What you will do: Pull every line containing "Longo" out of the material below.

Record set:
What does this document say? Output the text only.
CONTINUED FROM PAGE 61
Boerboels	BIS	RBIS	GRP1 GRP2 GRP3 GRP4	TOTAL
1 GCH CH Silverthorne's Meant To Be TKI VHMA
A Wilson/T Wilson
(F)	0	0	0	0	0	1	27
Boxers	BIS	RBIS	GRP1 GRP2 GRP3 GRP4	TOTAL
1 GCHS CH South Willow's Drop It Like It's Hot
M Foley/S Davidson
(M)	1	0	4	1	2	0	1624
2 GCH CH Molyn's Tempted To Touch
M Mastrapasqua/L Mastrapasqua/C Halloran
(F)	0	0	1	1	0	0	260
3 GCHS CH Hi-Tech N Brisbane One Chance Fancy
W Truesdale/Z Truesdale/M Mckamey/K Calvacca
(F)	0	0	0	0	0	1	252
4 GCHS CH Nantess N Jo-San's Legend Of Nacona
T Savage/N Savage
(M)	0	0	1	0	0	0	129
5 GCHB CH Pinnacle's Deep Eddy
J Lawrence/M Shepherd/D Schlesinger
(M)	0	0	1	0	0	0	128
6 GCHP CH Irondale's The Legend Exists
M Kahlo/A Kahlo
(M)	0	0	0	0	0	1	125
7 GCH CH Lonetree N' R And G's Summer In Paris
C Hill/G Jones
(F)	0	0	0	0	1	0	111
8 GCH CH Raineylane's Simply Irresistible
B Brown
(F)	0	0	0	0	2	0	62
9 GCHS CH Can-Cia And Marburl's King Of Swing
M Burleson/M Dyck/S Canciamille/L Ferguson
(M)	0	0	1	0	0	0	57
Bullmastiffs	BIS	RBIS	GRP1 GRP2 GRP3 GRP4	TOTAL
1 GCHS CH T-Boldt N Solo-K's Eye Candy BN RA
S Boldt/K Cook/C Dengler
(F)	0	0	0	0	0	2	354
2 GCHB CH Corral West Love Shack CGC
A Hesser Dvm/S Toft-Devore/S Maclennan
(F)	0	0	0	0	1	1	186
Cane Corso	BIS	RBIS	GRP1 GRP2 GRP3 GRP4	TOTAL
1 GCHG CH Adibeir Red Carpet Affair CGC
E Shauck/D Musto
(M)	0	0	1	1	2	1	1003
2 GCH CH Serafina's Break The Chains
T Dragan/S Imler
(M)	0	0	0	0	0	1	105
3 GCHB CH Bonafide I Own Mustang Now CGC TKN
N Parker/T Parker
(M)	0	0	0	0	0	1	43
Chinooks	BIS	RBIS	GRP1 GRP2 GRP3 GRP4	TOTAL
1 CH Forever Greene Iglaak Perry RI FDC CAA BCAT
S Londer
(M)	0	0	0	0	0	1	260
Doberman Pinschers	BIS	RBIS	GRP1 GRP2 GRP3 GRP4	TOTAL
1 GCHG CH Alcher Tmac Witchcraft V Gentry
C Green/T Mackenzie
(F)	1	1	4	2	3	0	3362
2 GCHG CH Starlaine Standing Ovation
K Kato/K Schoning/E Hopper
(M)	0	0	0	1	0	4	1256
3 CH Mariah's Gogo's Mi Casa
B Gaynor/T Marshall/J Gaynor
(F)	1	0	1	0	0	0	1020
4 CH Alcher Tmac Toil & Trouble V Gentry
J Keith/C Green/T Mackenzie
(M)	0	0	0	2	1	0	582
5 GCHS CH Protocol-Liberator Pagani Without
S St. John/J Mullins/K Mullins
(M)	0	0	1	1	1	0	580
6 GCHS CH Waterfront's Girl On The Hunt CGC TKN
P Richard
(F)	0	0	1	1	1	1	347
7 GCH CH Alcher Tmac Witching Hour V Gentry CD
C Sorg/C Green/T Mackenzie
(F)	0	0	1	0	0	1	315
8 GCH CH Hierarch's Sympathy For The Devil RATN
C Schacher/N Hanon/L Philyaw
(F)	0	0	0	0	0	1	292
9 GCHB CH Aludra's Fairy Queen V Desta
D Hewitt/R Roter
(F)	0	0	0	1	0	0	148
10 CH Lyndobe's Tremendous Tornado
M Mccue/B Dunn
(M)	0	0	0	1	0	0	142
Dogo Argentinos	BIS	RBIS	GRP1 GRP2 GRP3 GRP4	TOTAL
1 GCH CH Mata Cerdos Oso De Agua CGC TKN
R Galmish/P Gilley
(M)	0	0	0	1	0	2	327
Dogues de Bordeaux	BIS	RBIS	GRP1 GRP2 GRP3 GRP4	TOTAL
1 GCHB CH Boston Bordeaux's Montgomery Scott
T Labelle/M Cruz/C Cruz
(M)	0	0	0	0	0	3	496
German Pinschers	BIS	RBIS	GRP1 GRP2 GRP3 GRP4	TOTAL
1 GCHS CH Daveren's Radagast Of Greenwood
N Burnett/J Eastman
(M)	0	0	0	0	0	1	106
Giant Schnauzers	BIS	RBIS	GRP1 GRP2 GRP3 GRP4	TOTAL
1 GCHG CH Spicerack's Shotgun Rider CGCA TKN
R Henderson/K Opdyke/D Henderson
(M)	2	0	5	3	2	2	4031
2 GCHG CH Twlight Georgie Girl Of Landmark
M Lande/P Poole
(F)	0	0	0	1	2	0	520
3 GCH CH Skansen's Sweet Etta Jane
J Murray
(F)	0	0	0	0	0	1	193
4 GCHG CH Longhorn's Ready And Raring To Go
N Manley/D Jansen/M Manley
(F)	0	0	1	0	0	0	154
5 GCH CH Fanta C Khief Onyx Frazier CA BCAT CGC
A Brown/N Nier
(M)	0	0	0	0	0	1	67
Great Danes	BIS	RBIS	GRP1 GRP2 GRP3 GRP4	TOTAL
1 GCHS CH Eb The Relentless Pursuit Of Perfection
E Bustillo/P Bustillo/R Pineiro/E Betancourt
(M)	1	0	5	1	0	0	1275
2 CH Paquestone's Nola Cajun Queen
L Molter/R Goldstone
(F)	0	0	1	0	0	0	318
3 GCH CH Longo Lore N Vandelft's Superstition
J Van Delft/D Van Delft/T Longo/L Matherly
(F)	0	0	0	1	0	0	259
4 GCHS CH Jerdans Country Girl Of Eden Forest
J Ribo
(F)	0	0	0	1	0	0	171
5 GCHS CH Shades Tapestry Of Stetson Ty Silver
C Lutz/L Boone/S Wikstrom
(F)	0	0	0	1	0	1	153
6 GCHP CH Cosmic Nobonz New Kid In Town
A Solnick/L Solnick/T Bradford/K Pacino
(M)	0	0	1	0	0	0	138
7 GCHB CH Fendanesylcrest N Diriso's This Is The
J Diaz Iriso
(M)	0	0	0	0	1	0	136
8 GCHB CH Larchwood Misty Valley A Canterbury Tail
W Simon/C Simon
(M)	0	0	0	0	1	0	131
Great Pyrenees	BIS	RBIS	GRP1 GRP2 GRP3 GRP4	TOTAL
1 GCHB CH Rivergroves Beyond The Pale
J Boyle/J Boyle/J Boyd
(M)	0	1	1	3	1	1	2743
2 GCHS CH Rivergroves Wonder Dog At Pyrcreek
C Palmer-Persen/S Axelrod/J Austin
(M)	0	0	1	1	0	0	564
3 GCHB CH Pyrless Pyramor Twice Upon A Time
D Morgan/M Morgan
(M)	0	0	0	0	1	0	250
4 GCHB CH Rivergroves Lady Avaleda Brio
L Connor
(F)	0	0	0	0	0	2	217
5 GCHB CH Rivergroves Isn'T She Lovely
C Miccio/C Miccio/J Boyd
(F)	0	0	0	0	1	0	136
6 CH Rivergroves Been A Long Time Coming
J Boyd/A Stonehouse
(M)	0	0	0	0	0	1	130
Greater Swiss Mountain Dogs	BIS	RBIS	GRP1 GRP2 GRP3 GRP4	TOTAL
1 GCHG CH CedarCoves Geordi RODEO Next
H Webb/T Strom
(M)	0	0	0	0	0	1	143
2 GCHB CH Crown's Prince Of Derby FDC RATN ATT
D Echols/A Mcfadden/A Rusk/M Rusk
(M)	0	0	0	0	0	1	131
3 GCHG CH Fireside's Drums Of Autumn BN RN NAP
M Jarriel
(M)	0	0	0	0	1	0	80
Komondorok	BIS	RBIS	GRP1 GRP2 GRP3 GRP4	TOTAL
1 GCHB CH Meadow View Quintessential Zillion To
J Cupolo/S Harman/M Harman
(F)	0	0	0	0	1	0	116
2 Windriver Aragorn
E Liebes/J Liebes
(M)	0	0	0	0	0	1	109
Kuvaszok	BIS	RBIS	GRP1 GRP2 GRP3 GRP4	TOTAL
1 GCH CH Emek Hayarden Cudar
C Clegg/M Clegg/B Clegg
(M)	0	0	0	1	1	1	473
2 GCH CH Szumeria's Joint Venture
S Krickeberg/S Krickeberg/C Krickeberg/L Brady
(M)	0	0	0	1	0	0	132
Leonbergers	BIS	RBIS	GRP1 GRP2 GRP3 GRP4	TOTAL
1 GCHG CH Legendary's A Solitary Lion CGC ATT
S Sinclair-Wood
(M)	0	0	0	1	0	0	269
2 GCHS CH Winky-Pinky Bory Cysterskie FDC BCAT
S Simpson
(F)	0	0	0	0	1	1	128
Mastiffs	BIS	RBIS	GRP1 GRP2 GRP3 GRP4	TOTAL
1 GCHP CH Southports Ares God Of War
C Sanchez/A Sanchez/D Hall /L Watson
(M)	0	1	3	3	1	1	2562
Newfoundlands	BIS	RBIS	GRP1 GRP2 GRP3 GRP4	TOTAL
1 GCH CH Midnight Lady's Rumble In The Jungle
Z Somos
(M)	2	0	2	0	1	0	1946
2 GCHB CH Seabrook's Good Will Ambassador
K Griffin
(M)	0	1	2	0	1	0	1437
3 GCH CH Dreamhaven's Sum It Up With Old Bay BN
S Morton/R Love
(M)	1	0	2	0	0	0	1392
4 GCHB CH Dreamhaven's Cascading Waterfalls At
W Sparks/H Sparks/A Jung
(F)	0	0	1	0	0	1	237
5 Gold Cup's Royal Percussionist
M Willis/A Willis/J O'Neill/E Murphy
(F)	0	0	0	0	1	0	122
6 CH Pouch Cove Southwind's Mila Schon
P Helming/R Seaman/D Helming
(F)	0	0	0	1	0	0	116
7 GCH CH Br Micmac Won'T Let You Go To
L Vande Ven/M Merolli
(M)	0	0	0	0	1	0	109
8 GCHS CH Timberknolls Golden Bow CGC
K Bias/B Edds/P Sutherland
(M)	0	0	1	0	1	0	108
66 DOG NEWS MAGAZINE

Complete answer:
3 GCH CH Longo Lore N Vandelft's Superstition
J Van Delft/D Van Delft/T Longo/L Matherly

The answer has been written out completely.